# Exercise directions:
Give back every line exactly as it appears, pictures excluded.

# Materials provided:
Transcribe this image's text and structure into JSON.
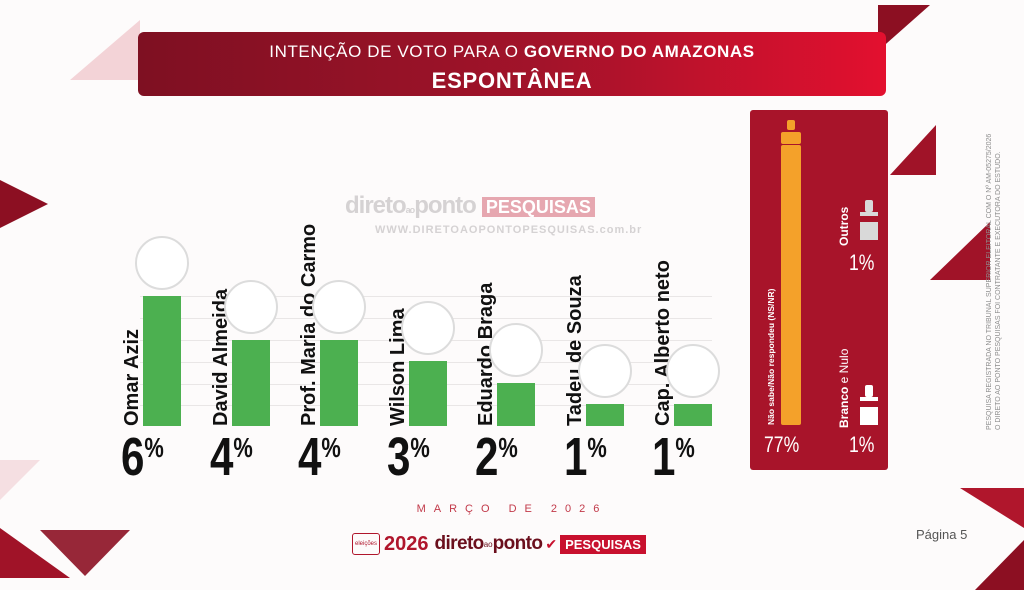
{
  "header": {
    "line1_prefix": "INTENÇÃO DE VOTO PARA O ",
    "line1_bold": "GOVERNO DO AMAZONAS",
    "line2": "ESPONTÂNEA"
  },
  "watermark": {
    "brand_a": "direto",
    "brand_small": "ao",
    "brand_b": "ponto",
    "brand_box": "PESQUISAS",
    "url": "WWW.DIRETOAOPONTOPESQUISAS.com.br"
  },
  "colors": {
    "accent_red": "#a8142a",
    "bar_green": "#4cb050",
    "bar_orange": "#f4a12a"
  },
  "chart_data": {
    "type": "bar",
    "categories": [
      "Omar Aziz",
      "David  Almeida",
      "Prof.  Maria do Carmo",
      "Wilson Lima",
      "Eduardo Braga",
      "Tadeu de  Souza",
      "Cap. Alberto neto"
    ],
    "values": [
      6,
      4,
      4,
      3,
      2,
      1,
      1
    ],
    "labels": [
      "6",
      "4",
      "4",
      "3",
      "2",
      "1",
      "1"
    ],
    "unit": "%",
    "extra": [
      {
        "label": "Não sabe/Não respondeu (NS/NR)",
        "value": 77,
        "display": "77%"
      },
      {
        "label": "Outros",
        "value": 1,
        "display": "1%"
      },
      {
        "label_bold": "Branco",
        "label_rest": " e Nulo",
        "value": 1,
        "display": "1%"
      }
    ]
  },
  "note_line1": "PESQUISA REGISTRADA NO TRIBUNAL SUPERIOR ELEITORAL COM O Nº AM-05275/2026",
  "note_line2": "O DIRETO AO PONTO PESQUISAS FOI CONTRATANTE E EXECUTORA DO ESTUDO.",
  "date": "MARÇO DE 2026",
  "footer": {
    "seal": "eleições",
    "year": "2026",
    "brand_a": "direto",
    "brand_small": "ao",
    "brand_b": "ponto",
    "box": "PESQUISAS"
  },
  "page_label": "Página 5"
}
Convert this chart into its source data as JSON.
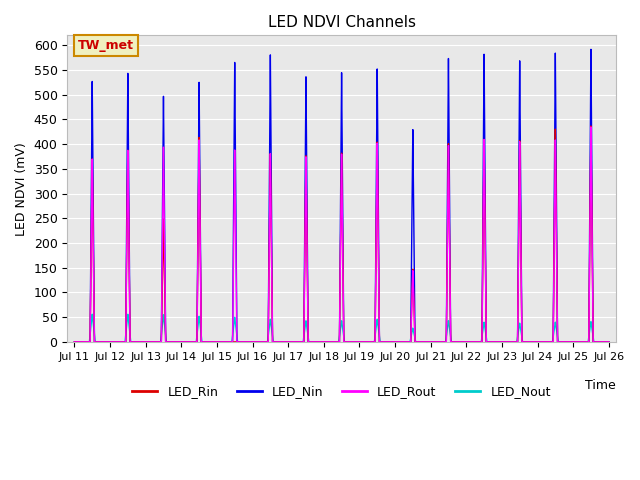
{
  "title": "LED NDVI Channels",
  "xlabel": "Time",
  "ylabel": "LED NDVI (mV)",
  "ylim": [
    0,
    620
  ],
  "background_color": "#e8e8e8",
  "annotation_text": "TW_met",
  "annotation_bg": "#f0f0c0",
  "annotation_border": "#cc8800",
  "legend_entries": [
    "LED_Rin",
    "LED_Nin",
    "LED_Rout",
    "LED_Nout"
  ],
  "line_colors": [
    "#dd0000",
    "#0000ee",
    "#ff00ff",
    "#00cccc"
  ],
  "nin_peaks": [
    527,
    544,
    498,
    527,
    568,
    584,
    540,
    549,
    556,
    432,
    576,
    584,
    570,
    585,
    592
  ],
  "rin_peaks": [
    370,
    388,
    249,
    415,
    0,
    383,
    379,
    385,
    407,
    148,
    403,
    411,
    408,
    431,
    437
  ],
  "rout_peaks": [
    370,
    388,
    395,
    410,
    390,
    383,
    377,
    383,
    405,
    145,
    399,
    411,
    406,
    409,
    435
  ],
  "nout_peaks": [
    56,
    56,
    55,
    52,
    50,
    46,
    43,
    43,
    46,
    28,
    43,
    40,
    38,
    40,
    41
  ],
  "peak_days": [
    11,
    12,
    13,
    14,
    15,
    16,
    17,
    18,
    19,
    20,
    21,
    22,
    23,
    24,
    25
  ],
  "xtick_labels": [
    "Jul 11",
    "Jul 12",
    "Jul 13",
    "Jul 14",
    "Jul 15",
    "Jul 16",
    "Jul 17",
    "Jul 18",
    "Jul 19",
    "Jul 20",
    "Jul 21",
    "Jul 22",
    "Jul 23",
    "Jul 24",
    "Jul 25",
    "Jul 26"
  ]
}
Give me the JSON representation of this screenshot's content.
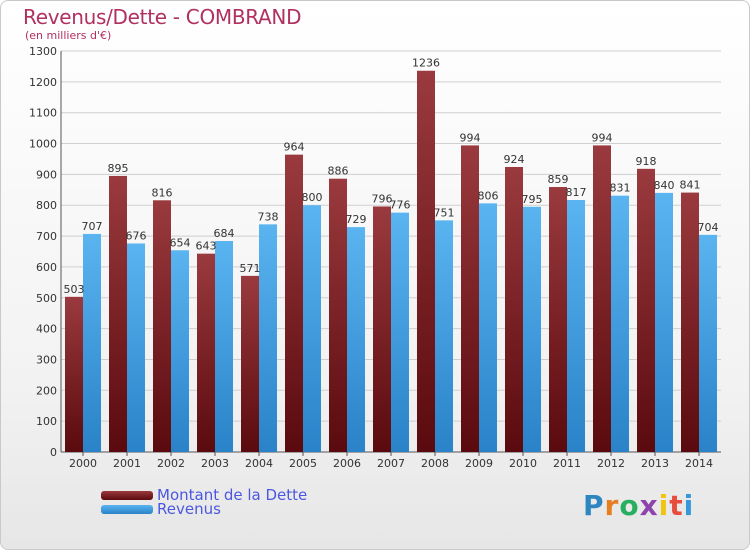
{
  "header": {
    "title": "Revenus/Dette - COMBRAND",
    "subtitle": "(en milliers d'€)"
  },
  "chart_data": {
    "type": "bar",
    "categories": [
      "2000",
      "2001",
      "2002",
      "2003",
      "2004",
      "2005",
      "2006",
      "2007",
      "2008",
      "2009",
      "2010",
      "2011",
      "2012",
      "2013",
      "2014"
    ],
    "series": [
      {
        "name": "Montant de la Dette",
        "color": "#7a1f22",
        "values": [
          503,
          895,
          816,
          643,
          571,
          964,
          886,
          796,
          1236,
          994,
          924,
          859,
          994,
          918,
          841
        ]
      },
      {
        "name": "Revenus",
        "color": "#3fa0e6",
        "values": [
          707,
          676,
          654,
          684,
          738,
          800,
          729,
          776,
          751,
          806,
          795,
          817,
          831,
          840,
          704
        ]
      }
    ],
    "ylim": [
      0,
      1300
    ],
    "yticks": [
      0,
      100,
      200,
      300,
      400,
      500,
      600,
      700,
      800,
      900,
      1000,
      1100,
      1200,
      1300
    ],
    "grid": true,
    "legend_position": "bottom-left"
  },
  "legend": {
    "items": [
      {
        "label": "Montant de la Dette",
        "color": "#7a1f22"
      },
      {
        "label": "Revenus",
        "color": "#3fa0e6"
      }
    ]
  },
  "logo": {
    "letters": [
      {
        "ch": "P",
        "color": "#2e86c1"
      },
      {
        "ch": "r",
        "color": "#e67e22"
      },
      {
        "ch": "o",
        "color": "#27ae60"
      },
      {
        "ch": "x",
        "color": "#8e44ad"
      },
      {
        "ch": "i",
        "color": "#f1c40f"
      },
      {
        "ch": "t",
        "color": "#e74c3c"
      },
      {
        "ch": "i",
        "color": "#3498db"
      }
    ]
  }
}
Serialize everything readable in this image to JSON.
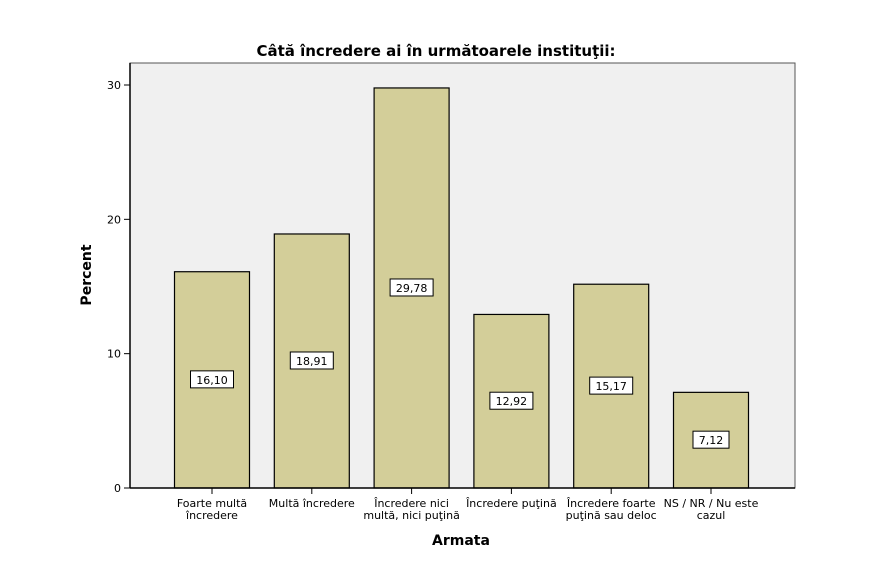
{
  "chart_data": {
    "type": "bar",
    "title": "Câtă încredere ai în următoarele instituţii:",
    "xlabel": "Armata",
    "ylabel": "Percent",
    "ylim": [
      0,
      30
    ],
    "yticks": [
      0,
      10,
      20,
      30
    ],
    "grid": false,
    "categories": [
      [
        "Foarte multă",
        "încredere"
      ],
      [
        "Multă încredere"
      ],
      [
        "Încredere nici",
        "multă, nici puţină"
      ],
      [
        "Încredere puţină"
      ],
      [
        "Încredere foarte",
        "puţină sau deloc"
      ],
      [
        "NS / NR / Nu este",
        "cazul"
      ]
    ],
    "values": [
      16.1,
      18.91,
      29.78,
      12.92,
      15.17,
      7.12
    ],
    "data_labels": [
      "16,10",
      "18,91",
      "29,78",
      "12,92",
      "15,17",
      "7,12"
    ],
    "colors": {
      "bar": "#d3ce99",
      "bar_stroke": "#000000",
      "plot_bg": "#f0f0f0"
    }
  }
}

# Full response:
Transcribe this image's text and structure into JSON.
{
  "header": {
    "line1_prefix": "INTENÇÃO DE VOTO PARA O ",
    "line1_bold": "GOVERNO DO AMAZONAS",
    "line2": "ESPONTÂNEA"
  },
  "watermark": {
    "brand_a": "direto",
    "brand_small": "ao",
    "brand_b": "ponto",
    "brand_box": "PESQUISAS",
    "url": "WWW.DIRETOAOPONTOPESQUISAS.com.br"
  },
  "colors": {
    "accent_red": "#a8142a",
    "bar_green": "#4cb050",
    "bar_orange": "#f4a12a"
  },
  "chart_data": {
    "type": "bar",
    "categories": [
      "Omar Aziz",
      "David  Almeida",
      "Prof.  Maria do Carmo",
      "Wilson Lima",
      "Eduardo Braga",
      "Tadeu de  Souza",
      "Cap. Alberto neto"
    ],
    "values": [
      6,
      4,
      4,
      3,
      2,
      1,
      1
    ],
    "labels": [
      "6",
      "4",
      "4",
      "3",
      "2",
      "1",
      "1"
    ],
    "unit": "%",
    "extra": [
      {
        "label": "Não sabe/Não respondeu (NS/NR)",
        "value": 77,
        "display": "77%"
      },
      {
        "label": "Outros",
        "value": 1,
        "display": "1%"
      },
      {
        "label_bold": "Branco",
        "label_rest": " e Nulo",
        "value": 1,
        "display": "1%"
      }
    ]
  },
  "note_line1": "PESQUISA REGISTRADA NO TRIBUNAL SUPERIOR ELEITORAL COM O Nº AM-05275/2026",
  "note_line2": "O DIRETO AO PONTO PESQUISAS FOI CONTRATANTE E EXECUTORA DO ESTUDO.",
  "date": "MARÇO DE 2026",
  "footer": {
    "seal": "eleições",
    "year": "2026",
    "brand_a": "direto",
    "brand_small": "ao",
    "brand_b": "ponto",
    "box": "PESQUISAS"
  },
  "page_label": "Página 5"
}
Convert this chart into its source data as JSON.
{
  "title": "LED NDVI Channels",
  "xlabel": "Time",
  "ylabel": "LED NDVI (mV)",
  "ylim": [
    0,
    620
  ],
  "background_color": "#e8e8e8",
  "annotation_text": "TW_met",
  "annotation_bg": "#f0f0c0",
  "annotation_border": "#cc8800",
  "legend_entries": [
    "LED_Rin",
    "LED_Nin",
    "LED_Rout",
    "LED_Nout"
  ],
  "line_colors": [
    "#dd0000",
    "#0000ee",
    "#ff00ff",
    "#00cccc"
  ],
  "nin_peaks": [
    527,
    544,
    498,
    527,
    568,
    584,
    540,
    549,
    556,
    432,
    576,
    584,
    570,
    585,
    592
  ],
  "rin_peaks": [
    370,
    388,
    249,
    415,
    0,
    383,
    379,
    385,
    407,
    148,
    403,
    411,
    408,
    431,
    437
  ],
  "rout_peaks": [
    370,
    388,
    395,
    410,
    390,
    383,
    377,
    383,
    405,
    145,
    399,
    411,
    406,
    409,
    435
  ],
  "nout_peaks": [
    56,
    56,
    55,
    52,
    50,
    46,
    43,
    43,
    46,
    28,
    43,
    40,
    38,
    40,
    41
  ],
  "peak_days": [
    11,
    12,
    13,
    14,
    15,
    16,
    17,
    18,
    19,
    20,
    21,
    22,
    23,
    24,
    25
  ],
  "xtick_labels": [
    "Jul 11",
    "Jul 12",
    "Jul 13",
    "Jul 14",
    "Jul 15",
    "Jul 16",
    "Jul 17",
    "Jul 18",
    "Jul 19",
    "Jul 20",
    "Jul 21",
    "Jul 22",
    "Jul 23",
    "Jul 24",
    "Jul 25",
    "Jul 26"
  ]
}
Give me the JSON representation of this screenshot's content.
{
  "header": {
    "title": "Revenus/Dette - COMBRAND",
    "subtitle": "(en milliers d'€)"
  },
  "chart_data": {
    "type": "bar",
    "categories": [
      "2000",
      "2001",
      "2002",
      "2003",
      "2004",
      "2005",
      "2006",
      "2007",
      "2008",
      "2009",
      "2010",
      "2011",
      "2012",
      "2013",
      "2014"
    ],
    "series": [
      {
        "name": "Montant de la Dette",
        "color": "#7a1f22",
        "values": [
          503,
          895,
          816,
          643,
          571,
          964,
          886,
          796,
          1236,
          994,
          924,
          859,
          994,
          918,
          841
        ]
      },
      {
        "name": "Revenus",
        "color": "#3fa0e6",
        "values": [
          707,
          676,
          654,
          684,
          738,
          800,
          729,
          776,
          751,
          806,
          795,
          817,
          831,
          840,
          704
        ]
      }
    ],
    "ylim": [
      0,
      1300
    ],
    "yticks": [
      0,
      100,
      200,
      300,
      400,
      500,
      600,
      700,
      800,
      900,
      1000,
      1100,
      1200,
      1300
    ],
    "grid": true,
    "legend_position": "bottom-left"
  },
  "legend": {
    "items": [
      {
        "label": "Montant de la Dette",
        "color": "#7a1f22"
      },
      {
        "label": "Revenus",
        "color": "#3fa0e6"
      }
    ]
  },
  "logo": {
    "letters": [
      {
        "ch": "P",
        "color": "#2e86c1"
      },
      {
        "ch": "r",
        "color": "#e67e22"
      },
      {
        "ch": "o",
        "color": "#27ae60"
      },
      {
        "ch": "x",
        "color": "#8e44ad"
      },
      {
        "ch": "i",
        "color": "#f1c40f"
      },
      {
        "ch": "t",
        "color": "#e74c3c"
      },
      {
        "ch": "i",
        "color": "#3498db"
      }
    ]
  }
}
Serialize everything readable in this image to JSON.
{
  "chart_data": {
    "type": "bar",
    "title": "Câtă încredere ai în următoarele instituţii:",
    "xlabel": "Armata",
    "ylabel": "Percent",
    "ylim": [
      0,
      30
    ],
    "yticks": [
      0,
      10,
      20,
      30
    ],
    "grid": false,
    "categories": [
      [
        "Foarte multă",
        "încredere"
      ],
      [
        "Multă încredere"
      ],
      [
        "Încredere nici",
        "multă, nici puţină"
      ],
      [
        "Încredere puţină"
      ],
      [
        "Încredere foarte",
        "puţină sau deloc"
      ],
      [
        "NS / NR / Nu este",
        "cazul"
      ]
    ],
    "values": [
      16.1,
      18.91,
      29.78,
      12.92,
      15.17,
      7.12
    ],
    "data_labels": [
      "16,10",
      "18,91",
      "29,78",
      "12,92",
      "15,17",
      "7,12"
    ],
    "colors": {
      "bar": "#d3ce99",
      "bar_stroke": "#000000",
      "plot_bg": "#f0f0f0"
    }
  }
}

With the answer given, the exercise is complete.